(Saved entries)
* * * * * * * * *
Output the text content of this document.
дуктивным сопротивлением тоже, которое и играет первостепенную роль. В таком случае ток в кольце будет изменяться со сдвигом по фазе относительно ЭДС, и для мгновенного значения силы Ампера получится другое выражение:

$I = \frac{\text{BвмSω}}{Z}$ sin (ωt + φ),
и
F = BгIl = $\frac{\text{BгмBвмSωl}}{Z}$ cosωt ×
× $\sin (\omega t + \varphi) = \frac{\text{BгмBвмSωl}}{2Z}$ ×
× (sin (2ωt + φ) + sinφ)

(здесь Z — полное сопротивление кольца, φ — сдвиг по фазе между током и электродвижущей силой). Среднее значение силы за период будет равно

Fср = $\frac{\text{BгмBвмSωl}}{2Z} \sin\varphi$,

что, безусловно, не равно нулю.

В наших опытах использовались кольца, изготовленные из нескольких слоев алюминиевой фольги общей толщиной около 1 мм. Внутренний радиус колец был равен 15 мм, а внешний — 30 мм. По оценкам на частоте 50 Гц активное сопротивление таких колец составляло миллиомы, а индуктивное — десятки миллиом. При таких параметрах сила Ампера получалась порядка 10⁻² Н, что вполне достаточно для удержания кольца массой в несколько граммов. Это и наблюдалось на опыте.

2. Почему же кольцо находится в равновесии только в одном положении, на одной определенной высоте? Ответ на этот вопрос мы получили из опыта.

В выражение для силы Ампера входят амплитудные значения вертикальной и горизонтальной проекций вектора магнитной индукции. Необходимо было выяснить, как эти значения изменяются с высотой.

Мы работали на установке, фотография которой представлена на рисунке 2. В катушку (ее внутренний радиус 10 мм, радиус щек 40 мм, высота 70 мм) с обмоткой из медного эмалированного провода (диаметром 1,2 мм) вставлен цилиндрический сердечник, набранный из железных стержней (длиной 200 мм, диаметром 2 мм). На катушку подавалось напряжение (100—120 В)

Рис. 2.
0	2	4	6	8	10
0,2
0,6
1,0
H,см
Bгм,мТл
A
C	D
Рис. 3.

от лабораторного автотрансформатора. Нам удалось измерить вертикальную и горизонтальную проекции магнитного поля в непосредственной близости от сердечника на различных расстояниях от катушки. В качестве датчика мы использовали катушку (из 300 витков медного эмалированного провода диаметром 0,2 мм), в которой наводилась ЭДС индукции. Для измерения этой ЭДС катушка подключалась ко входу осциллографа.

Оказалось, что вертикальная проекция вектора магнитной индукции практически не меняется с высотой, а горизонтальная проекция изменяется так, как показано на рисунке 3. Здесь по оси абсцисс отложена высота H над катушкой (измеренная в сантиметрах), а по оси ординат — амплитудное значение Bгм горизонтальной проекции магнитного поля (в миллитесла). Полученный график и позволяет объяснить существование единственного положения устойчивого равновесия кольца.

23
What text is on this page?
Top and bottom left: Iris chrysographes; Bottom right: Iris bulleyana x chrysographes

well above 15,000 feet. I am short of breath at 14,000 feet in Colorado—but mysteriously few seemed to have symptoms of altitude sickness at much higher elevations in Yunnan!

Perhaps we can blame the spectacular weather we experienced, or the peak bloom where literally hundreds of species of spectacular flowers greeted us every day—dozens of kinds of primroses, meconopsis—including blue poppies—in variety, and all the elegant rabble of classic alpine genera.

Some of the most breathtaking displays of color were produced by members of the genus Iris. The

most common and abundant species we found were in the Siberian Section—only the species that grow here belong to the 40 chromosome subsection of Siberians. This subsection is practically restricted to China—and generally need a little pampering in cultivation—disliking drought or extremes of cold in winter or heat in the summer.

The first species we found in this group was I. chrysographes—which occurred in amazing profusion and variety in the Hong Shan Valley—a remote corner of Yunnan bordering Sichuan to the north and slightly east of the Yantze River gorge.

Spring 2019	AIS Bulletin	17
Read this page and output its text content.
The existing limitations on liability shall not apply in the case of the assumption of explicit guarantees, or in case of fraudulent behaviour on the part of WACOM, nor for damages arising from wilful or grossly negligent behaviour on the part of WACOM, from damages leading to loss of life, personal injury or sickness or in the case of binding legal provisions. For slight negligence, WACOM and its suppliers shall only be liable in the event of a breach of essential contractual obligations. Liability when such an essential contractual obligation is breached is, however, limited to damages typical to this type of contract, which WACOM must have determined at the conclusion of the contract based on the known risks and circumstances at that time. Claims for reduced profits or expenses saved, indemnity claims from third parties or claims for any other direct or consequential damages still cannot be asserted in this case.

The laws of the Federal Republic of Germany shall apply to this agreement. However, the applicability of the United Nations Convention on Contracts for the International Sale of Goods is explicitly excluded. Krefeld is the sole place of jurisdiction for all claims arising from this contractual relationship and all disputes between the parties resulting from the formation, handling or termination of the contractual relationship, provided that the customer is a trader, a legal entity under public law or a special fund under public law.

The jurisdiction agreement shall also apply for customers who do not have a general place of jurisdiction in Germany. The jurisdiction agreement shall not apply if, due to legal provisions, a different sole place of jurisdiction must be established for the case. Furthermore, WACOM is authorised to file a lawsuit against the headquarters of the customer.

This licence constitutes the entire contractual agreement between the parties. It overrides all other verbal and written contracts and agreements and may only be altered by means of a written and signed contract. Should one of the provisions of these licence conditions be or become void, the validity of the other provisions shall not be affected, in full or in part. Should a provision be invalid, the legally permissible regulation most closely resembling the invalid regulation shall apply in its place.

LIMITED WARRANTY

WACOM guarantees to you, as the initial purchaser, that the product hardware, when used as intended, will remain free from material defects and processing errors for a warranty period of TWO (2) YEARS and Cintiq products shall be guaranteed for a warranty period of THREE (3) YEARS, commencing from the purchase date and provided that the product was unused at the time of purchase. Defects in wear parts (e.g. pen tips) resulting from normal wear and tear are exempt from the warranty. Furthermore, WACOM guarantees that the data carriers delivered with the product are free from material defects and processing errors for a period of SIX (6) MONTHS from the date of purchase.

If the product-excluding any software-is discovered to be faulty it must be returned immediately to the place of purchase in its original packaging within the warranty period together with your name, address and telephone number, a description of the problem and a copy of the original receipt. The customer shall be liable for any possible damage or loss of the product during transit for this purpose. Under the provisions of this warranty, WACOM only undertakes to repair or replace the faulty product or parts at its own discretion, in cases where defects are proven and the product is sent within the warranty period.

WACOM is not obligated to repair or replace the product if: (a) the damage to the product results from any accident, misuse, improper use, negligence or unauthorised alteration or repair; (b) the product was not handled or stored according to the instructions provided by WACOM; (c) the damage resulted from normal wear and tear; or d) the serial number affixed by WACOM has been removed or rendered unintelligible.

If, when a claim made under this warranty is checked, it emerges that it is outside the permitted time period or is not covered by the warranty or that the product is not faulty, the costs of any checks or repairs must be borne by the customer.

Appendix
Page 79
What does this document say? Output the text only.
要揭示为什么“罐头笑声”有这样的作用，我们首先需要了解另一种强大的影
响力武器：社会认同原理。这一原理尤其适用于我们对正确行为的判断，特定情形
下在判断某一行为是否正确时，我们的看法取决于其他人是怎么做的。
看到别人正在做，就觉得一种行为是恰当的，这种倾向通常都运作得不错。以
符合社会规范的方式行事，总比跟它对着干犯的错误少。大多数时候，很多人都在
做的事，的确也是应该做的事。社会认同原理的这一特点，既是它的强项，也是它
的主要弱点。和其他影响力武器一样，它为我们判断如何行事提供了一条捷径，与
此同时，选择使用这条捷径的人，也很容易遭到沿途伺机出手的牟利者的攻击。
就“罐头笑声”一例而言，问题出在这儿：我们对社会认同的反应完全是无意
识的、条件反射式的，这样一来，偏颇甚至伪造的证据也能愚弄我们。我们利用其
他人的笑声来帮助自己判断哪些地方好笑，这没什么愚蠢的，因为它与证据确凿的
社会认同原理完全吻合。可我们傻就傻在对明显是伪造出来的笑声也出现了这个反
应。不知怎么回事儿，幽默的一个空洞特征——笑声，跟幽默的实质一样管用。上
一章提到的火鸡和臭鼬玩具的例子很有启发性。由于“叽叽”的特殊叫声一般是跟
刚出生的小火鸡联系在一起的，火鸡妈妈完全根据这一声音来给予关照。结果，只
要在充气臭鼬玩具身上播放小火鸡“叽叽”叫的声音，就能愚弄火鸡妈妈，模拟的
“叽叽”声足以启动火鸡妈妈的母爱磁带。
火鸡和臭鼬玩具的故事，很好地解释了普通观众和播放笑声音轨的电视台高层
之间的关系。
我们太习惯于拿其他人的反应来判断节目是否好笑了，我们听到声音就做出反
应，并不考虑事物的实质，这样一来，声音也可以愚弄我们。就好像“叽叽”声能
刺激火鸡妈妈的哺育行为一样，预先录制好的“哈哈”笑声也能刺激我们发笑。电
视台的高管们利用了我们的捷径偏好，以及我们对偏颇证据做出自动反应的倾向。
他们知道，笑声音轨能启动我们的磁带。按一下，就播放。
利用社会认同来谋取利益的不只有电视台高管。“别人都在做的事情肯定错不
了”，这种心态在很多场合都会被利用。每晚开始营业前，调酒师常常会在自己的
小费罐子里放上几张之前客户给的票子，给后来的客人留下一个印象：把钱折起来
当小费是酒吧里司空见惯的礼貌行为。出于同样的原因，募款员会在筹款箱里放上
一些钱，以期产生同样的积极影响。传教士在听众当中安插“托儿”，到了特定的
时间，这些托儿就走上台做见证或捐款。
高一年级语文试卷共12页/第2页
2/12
* * * * * * * * *
◆ Stated exercise ◆
Go through the material above and count the lines that contain "species"; answer with the number alone.

◆ Output ◆
3